■ Job
Check every line below for the word "premises" and copy the ones that have it.

○ ○ ○

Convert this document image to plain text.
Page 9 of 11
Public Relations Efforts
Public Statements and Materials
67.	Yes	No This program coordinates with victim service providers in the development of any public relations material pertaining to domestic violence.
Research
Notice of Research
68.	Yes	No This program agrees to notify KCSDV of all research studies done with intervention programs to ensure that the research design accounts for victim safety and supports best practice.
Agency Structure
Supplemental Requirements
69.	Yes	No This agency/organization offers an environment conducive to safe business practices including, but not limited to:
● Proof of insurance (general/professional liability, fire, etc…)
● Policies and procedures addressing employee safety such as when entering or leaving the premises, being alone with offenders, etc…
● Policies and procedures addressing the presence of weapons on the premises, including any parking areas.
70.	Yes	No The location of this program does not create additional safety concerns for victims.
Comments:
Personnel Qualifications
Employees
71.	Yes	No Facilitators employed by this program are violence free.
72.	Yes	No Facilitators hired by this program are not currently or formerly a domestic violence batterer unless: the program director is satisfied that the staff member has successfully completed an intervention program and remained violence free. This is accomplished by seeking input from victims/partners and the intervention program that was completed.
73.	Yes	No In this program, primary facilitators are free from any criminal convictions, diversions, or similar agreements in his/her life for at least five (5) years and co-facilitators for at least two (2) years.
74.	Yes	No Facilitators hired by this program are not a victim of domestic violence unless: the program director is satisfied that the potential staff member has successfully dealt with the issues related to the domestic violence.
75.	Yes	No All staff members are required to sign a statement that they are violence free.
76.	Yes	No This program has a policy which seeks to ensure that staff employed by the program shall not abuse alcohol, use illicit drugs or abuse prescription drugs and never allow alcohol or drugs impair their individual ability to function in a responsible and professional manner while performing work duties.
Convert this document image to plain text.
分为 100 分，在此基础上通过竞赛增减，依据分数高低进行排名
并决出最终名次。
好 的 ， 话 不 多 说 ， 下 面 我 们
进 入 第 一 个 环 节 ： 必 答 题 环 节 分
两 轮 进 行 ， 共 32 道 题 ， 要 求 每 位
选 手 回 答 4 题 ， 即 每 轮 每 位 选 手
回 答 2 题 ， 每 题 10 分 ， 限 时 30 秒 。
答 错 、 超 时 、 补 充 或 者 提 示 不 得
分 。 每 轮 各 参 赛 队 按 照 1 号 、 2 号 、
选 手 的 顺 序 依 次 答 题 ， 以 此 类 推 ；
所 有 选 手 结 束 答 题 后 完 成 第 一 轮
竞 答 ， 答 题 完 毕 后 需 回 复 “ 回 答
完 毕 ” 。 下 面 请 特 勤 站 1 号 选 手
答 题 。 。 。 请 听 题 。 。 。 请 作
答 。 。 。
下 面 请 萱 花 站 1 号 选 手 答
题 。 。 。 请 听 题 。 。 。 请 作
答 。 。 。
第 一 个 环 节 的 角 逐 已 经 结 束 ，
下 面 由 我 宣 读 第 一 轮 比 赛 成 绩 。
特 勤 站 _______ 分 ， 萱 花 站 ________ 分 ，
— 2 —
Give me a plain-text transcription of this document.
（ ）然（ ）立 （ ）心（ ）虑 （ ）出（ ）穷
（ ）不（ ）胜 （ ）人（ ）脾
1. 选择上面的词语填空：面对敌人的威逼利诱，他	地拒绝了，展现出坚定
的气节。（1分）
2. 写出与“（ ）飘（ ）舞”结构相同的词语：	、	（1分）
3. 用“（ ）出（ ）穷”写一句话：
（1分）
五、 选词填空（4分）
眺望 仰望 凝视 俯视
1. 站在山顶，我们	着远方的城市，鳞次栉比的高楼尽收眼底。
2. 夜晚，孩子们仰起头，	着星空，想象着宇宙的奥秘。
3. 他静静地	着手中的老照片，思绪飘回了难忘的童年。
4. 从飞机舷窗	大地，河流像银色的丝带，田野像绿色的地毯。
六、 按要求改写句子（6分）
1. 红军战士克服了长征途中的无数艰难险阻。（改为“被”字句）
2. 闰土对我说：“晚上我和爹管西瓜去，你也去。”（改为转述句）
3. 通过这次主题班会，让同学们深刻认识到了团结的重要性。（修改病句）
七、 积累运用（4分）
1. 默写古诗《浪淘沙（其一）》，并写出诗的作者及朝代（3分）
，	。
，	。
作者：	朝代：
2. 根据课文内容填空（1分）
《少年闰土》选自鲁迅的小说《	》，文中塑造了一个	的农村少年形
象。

○ ○ ○

■ Response for this exercise
● Policies and procedures addressing employee safety such as when entering or leaving the premises, being alone with offenders, etc…
● Policies and procedures addressing the presence of weapons on the premises, including any parking areas.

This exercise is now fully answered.